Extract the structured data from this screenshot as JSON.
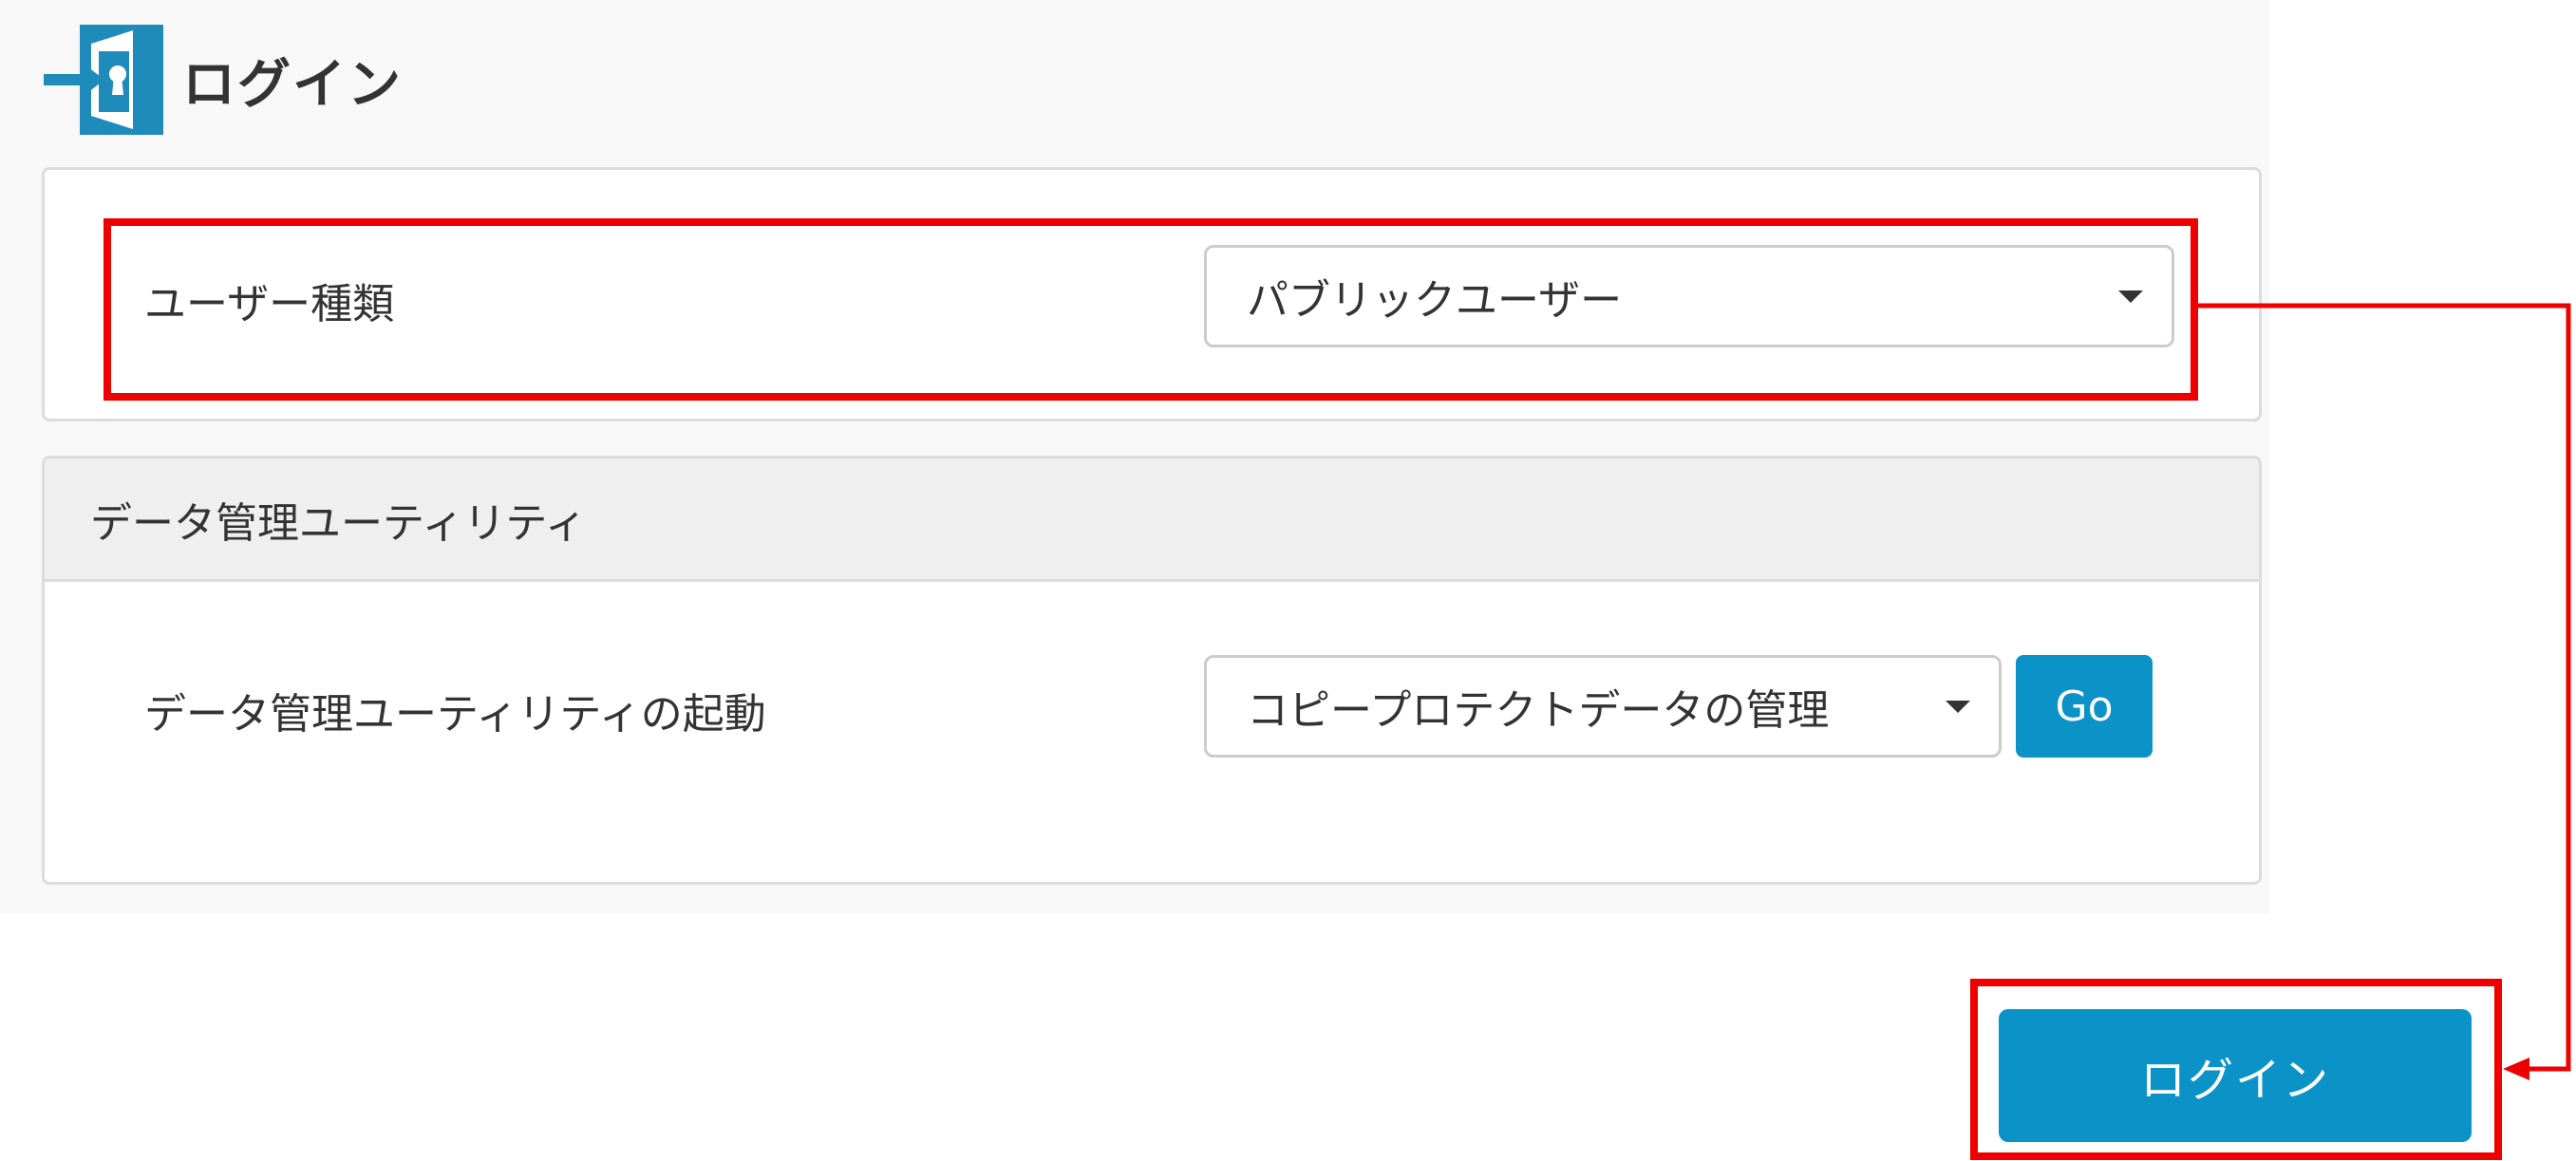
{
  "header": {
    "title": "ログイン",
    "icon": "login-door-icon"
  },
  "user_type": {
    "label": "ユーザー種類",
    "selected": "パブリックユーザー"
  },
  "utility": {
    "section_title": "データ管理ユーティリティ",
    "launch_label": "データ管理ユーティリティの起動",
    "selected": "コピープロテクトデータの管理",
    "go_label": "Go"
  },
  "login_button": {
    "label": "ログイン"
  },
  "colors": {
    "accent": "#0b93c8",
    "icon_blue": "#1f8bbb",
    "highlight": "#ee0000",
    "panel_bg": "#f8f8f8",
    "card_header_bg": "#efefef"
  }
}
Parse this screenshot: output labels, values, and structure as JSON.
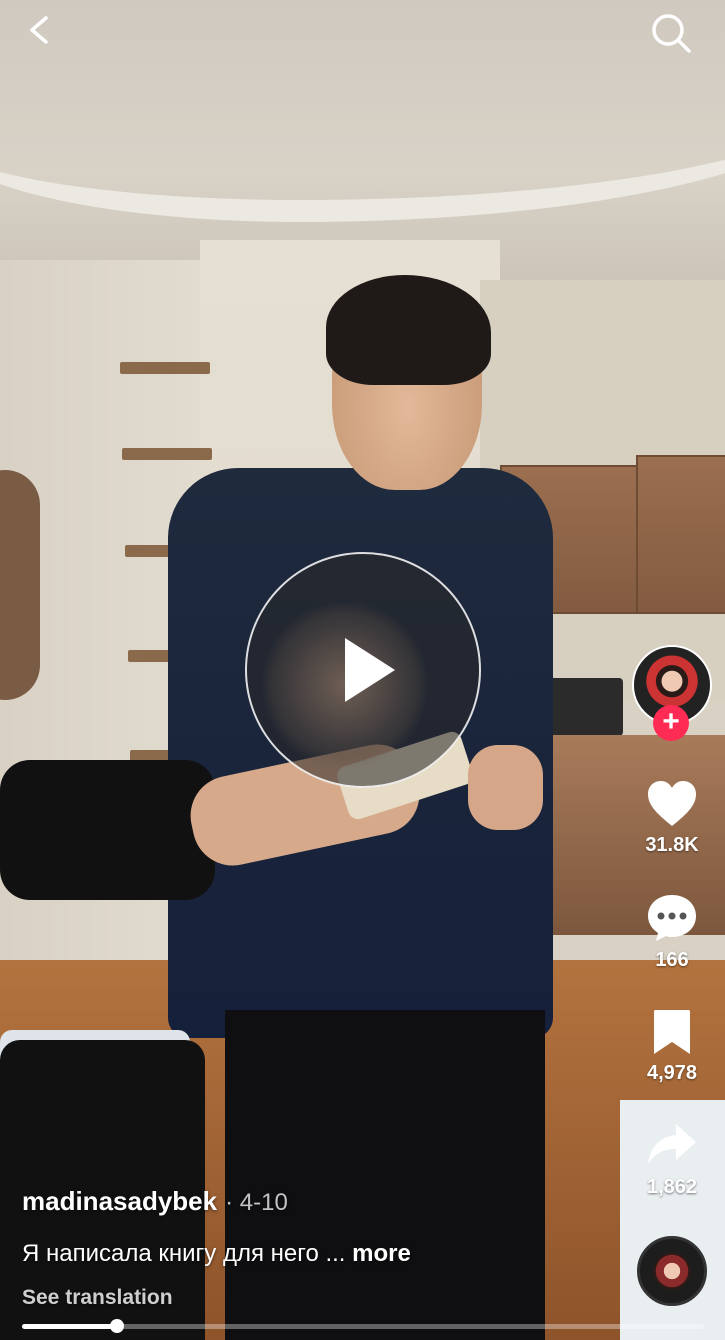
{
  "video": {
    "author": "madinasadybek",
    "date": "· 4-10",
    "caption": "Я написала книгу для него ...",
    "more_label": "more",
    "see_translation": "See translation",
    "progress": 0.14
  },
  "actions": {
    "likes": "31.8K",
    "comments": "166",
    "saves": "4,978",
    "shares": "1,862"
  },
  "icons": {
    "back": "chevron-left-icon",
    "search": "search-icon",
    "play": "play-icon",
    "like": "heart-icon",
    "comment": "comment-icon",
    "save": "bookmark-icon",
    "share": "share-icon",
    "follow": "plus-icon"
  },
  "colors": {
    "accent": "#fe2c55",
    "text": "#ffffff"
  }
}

> [Stated task]
Starting at the line with "Parse this screenshot: output", output each line through the final one of the listing above, and nothing else. Pictures are to be left out.

> [Problem solution]
Parse this screenshot: output labels, values, and structure as JSON.
{
  "video": {
    "author": "madinasadybek",
    "date": "· 4-10",
    "caption": "Я написала книгу для него ...",
    "more_label": "more",
    "see_translation": "See translation",
    "progress": 0.14
  },
  "actions": {
    "likes": "31.8K",
    "comments": "166",
    "saves": "4,978",
    "shares": "1,862"
  },
  "icons": {
    "back": "chevron-left-icon",
    "search": "search-icon",
    "play": "play-icon",
    "like": "heart-icon",
    "comment": "comment-icon",
    "save": "bookmark-icon",
    "share": "share-icon",
    "follow": "plus-icon"
  },
  "colors": {
    "accent": "#fe2c55",
    "text": "#ffffff"
  }
}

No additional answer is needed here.